Ha cambiado el sentido de “propiedad”. Lo que todos entendíamos como “propiedad colectiva” de determinados servicios esenciales, gestionado por igual por socialistas y conservadores, es entendido por estos últimos, a raíz de las teorías neoliberales, como un robo de “su propiedad” fundamentado en que se financian con el pago de “sus impuestos”, despreciando a su vez la parte que pagan el resto de los ciudadanos, que consideran ociosos y despilfarradores de “su dinero”.

Ante tal consideración, los conservadores han emprendido el asalto al Estado, primero consiguiendo el poder democráticamente y, a través de él, controlando los servicios públicos que irán vaciando de contenido paulatinamente en favor de empresas y entidades privadas afines. Este proceso incluye gestionar “a precario” los servicios públicos asfixiándolos económicamente para justificar la utilización de empresas externas, que son las que reciben finalmente el grueso de la financiación que debería ir al sector público.

Tenemos el caso de la sanidad que, con la excusa de las listas de espera, se desvían pacientes a clínicas y hospitales privados donde se les da un trato exquisito sin coste alguno para el paciente. En realidad ese coste es asumido por triplicado por la administración pública en primera instancia ( se paga el mantenimiento del hospital público que no presta el servicio, más el de la clínica privada que lo presta, así como el “impuesto revolucionario” que financia las campañas electorales del benefactor). Luego, desmantelado el servicio público sanitario, y argumentando un “excesivo gasto en sanidad” , se procede a exigir el “co-pago” del servicio para, posteriormente en un futuro próximo “liberalizar” o “privatizar” todo el sector.

Lo mismo pasa con los colegios privados a los que van los “seleccionados” y que disponen de ordenadores y toda clase de material tecnológico pagado con dinero público. El resto de la masa va a los colegios públicos, masificados y dejados languidecer por falta de inversión.

Finalmente el objetivo de la derecha es montar sus propias empresas privadas sin necesidad de poner un sólo euro, los euros los pone el Estado (todos los ciudadanos). Si cambia el poder no hay problema, quien lo ocupe deberá contar con las empresas privadas que ofrezcan servicios públicos y que pertenecerán, por supuesto, al Partido Popular en el caso español. Si no lo hacen así (si son los socialistas los que ocupen el poder) y desean hacer sus propias políticas sociales, deberán crear nuevos servicios con el consiguiente incremento de impuestos, lo que les hará impopulares y perderán las elecciones. La derecha volverá y privatizará lo nuevo creado por los anteriores. Además, quien quiera trabajar deberá pasar por el "besamanos" del Partido Popular, ya que las empresas privadas son su forma de crear "clientela". Es diabólico pero cierto.

A todo esto hay que unir el activismo de la “agitrop” del Partido Popular, incansable desde los tiempos de Aznar. Son periodistas, intelectuales, tenderos y ansiosos de tener “enchufe”, muchos de ellos cabreados con los socialistas por no haber obtenido en su día la prebendas que esperaban, y que actúan rabiósamente en contra de todo aquello que huela a socialismo. Son los que cambian la mente del resto de la población para preparar el camino neoliberal.

Dicen que, como siempre, avisamos de “que viene el lobo” para no perder, es posible, pero lo cierto es que el lobo no se ha ido y permanece al acecho entre las ovejas.

Algo tendrán que pensar los ideólogos de nuestra izquierda si no queremos volver de nuevo al principio.

2 comentarios:

Ana Please dijo...

No pasa nada por que venga el lobo, nos vacunamos y ya estamos listos, todo el rebaño de ovejas para ir al matadero.
Solo de pensar, que voy a tener que pagar por trabajar, me entra una alegria en el cuerpo...
Primus, de donde no hay, no se puede sacar. Saludos

Nicolás dijo...

Desde el punto de vista económico, nada nuevo bajo el sol. Lo del matrimonio homosexual ya me jodió un poco más.

## CONSIGNA
Según el fragmento del documento, ¿con qué excusa se desvían pacientes a clínicas y hospitales privados?

## MATERIAL DE ORIGEN

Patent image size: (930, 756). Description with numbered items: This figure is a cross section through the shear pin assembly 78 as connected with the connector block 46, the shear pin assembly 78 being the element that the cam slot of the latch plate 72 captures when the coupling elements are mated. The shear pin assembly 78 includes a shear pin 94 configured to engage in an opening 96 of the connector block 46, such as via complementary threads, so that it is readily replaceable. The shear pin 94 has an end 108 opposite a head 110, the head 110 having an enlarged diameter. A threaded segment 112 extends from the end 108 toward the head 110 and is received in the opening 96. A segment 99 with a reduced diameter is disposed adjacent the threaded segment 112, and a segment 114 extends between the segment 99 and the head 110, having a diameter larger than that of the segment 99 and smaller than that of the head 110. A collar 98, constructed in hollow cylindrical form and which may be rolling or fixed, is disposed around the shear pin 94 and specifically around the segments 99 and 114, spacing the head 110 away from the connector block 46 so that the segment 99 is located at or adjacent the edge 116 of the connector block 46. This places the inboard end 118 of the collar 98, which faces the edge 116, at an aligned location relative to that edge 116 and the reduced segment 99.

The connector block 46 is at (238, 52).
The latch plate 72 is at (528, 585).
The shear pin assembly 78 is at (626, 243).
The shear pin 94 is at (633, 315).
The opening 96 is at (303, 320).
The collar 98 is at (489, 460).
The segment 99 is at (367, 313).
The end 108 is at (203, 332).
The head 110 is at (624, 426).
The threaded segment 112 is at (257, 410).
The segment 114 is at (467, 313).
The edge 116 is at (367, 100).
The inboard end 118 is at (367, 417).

## ESPACIO DE RESPUESTA
Con la excusa de las listas de espera.